# Input:
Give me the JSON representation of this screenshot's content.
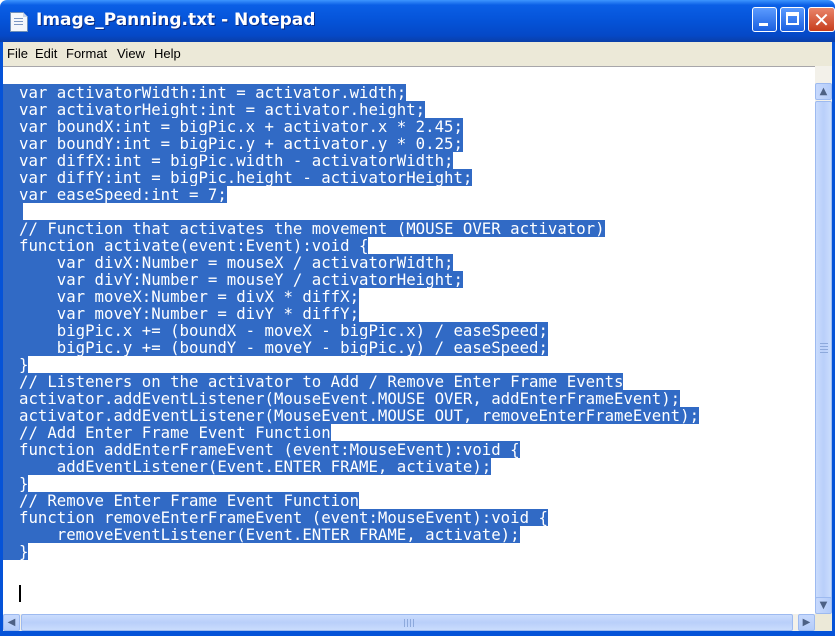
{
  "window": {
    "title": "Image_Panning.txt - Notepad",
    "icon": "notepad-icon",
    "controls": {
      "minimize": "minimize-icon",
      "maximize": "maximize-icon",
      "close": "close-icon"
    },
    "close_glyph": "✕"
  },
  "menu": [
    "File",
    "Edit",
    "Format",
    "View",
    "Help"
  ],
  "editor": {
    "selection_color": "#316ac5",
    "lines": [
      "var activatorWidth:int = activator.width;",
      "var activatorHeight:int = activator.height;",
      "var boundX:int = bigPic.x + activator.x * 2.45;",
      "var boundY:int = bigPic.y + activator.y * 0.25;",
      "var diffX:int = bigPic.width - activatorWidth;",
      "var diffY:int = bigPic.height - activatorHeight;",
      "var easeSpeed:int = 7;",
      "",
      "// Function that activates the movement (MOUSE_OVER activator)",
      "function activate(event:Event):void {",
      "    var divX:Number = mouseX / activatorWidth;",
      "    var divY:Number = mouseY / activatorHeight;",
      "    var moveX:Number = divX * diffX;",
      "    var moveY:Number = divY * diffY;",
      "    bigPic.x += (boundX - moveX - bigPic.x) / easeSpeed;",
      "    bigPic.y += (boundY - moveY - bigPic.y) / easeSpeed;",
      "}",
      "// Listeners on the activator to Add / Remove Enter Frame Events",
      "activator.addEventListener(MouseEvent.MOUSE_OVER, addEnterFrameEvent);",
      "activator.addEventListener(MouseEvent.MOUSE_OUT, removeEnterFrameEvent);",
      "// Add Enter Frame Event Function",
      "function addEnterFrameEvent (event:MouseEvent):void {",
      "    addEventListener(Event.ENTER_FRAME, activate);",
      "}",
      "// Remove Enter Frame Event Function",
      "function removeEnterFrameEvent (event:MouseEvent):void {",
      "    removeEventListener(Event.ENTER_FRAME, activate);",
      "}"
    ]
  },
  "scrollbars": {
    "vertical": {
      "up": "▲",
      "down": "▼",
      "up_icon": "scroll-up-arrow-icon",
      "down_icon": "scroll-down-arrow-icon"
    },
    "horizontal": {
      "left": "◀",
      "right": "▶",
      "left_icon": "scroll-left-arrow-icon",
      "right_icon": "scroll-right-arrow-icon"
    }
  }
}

--

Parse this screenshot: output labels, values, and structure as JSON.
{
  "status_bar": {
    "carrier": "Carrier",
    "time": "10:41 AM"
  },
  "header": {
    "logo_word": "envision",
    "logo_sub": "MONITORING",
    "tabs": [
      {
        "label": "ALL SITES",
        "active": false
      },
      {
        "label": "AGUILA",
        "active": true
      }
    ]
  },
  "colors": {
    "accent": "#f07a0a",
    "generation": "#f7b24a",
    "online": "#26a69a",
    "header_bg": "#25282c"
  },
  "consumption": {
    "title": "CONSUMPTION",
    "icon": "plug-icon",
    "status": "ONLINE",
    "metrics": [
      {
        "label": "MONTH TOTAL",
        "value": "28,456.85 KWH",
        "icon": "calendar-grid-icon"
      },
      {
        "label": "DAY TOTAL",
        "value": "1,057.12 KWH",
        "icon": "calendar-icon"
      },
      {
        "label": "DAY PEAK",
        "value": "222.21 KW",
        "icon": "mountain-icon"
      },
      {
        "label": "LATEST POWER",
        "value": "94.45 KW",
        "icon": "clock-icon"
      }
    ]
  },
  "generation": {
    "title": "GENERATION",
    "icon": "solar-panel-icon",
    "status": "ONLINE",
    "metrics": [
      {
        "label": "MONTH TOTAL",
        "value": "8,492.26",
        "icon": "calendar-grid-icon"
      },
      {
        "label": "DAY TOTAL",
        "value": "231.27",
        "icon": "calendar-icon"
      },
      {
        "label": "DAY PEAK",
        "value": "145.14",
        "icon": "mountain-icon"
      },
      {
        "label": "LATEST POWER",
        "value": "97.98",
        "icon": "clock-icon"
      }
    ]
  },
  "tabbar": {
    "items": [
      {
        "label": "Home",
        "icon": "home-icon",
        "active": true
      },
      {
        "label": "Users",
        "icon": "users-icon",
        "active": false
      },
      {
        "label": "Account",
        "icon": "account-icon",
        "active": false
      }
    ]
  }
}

# What you are asked to do:
Which lines include "left"? Copy each of them out.

# Solution for this problem:
      "left": "◀",
      "left_icon": "scroll-left-arrow-icon",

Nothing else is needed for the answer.